Task statement: In the post on the memory resource code, how would you render in Spanish the sentence "Here is my implementation of [8.2] Extend shared_ptr to support arrays [8.3] Type-Erased allocator"?

Document section:
┌──

According to <http://www.open-std.org/jtc1/sc22/wg21/docs/papers/2014/n4335.html#memory.smartptr>

Here is my implementation of

[8.2] Extend shared_ptr to support arrays

[8.3] Type-Erased allocator

Thanks,

Fan
#ifndef _GLIBCXX_MEMORY_RESOURCE
#define _GLIBCXX_MEMORY_RESOURCE 1

#include <memory>
#include <new>
#include <atomic>
#include <cstddef>
#include <bits/alloc_traits.h>

namespace std {
namespace experimental {
inline namespace fundamentals_v1 {
namespace pmr {
  // Decleartion
  class memory_resource;

  template <typename _Tp>
    class polymorphic_allocator;

  template <typename _Alloc>
    class resource_adaptor_imp;

  template <typename _Alloc>
    using resource_adaptor = resource_adaptor_imp<
      typename allocator_traits<_Alloc>::template rebind_alloc<char>>;

  // Global memory resources
  memory_resource* new_delete_resource() noexcept;
  memory_resource* null_memory_resource() noexcept;

  // The default memory resource
  memory_resource* get_default_resource() noexcept;
  memory_resource* set_default_resource(memory_resource* __r) noexcept;

  // Standard memory resources

  // 8.5 Class memory_resource
  class memory_resource
  {
    static constexpr size_t __max_align = alignof(max_align_t);

  public:
    virtual ~memory_resource() { }

    void* allocate(size_t __bytes,
		   size_t __alignment = __max_align)
    { return do_allocate(__bytes, __alignment); }

    void deallocate(void* __p, size_t __bytes,
		    size_t __alignment = __max_align)

└──

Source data
┌──

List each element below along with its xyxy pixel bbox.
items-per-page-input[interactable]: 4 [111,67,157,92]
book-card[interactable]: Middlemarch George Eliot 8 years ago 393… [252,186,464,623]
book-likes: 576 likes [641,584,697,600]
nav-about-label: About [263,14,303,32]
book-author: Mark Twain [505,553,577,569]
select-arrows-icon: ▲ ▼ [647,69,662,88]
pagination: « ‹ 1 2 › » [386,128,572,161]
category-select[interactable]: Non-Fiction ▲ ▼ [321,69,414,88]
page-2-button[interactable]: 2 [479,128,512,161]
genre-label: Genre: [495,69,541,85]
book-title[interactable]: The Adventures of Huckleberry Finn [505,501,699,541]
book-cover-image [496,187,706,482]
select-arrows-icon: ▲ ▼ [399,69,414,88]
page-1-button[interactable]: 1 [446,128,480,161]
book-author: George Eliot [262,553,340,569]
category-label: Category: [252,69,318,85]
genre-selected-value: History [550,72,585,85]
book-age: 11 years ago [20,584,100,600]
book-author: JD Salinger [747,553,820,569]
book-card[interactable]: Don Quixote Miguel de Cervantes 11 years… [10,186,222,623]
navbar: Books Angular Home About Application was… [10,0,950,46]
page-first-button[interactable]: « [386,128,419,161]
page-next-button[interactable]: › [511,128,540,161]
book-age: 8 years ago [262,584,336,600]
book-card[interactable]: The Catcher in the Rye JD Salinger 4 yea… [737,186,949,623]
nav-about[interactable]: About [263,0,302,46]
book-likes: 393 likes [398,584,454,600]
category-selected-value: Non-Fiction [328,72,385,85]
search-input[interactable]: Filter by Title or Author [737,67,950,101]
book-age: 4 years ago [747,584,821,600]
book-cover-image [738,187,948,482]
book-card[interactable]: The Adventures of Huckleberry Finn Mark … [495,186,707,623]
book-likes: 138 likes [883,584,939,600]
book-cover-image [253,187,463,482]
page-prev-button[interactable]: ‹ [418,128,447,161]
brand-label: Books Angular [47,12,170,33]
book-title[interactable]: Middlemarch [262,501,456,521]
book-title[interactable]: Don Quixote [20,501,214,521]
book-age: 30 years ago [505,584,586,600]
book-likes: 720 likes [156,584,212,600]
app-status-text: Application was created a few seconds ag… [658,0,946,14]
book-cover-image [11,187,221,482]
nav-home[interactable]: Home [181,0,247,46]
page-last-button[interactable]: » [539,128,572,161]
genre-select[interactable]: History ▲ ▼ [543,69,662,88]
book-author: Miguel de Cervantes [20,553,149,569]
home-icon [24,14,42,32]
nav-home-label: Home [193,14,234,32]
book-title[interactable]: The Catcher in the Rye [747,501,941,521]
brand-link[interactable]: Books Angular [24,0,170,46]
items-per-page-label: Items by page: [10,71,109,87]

└──

Answer to the task: Aquí está mi implementación de [8.2] Extender shared_ptr para admitir arrays y [8.3] Asignador con borrado de tipo.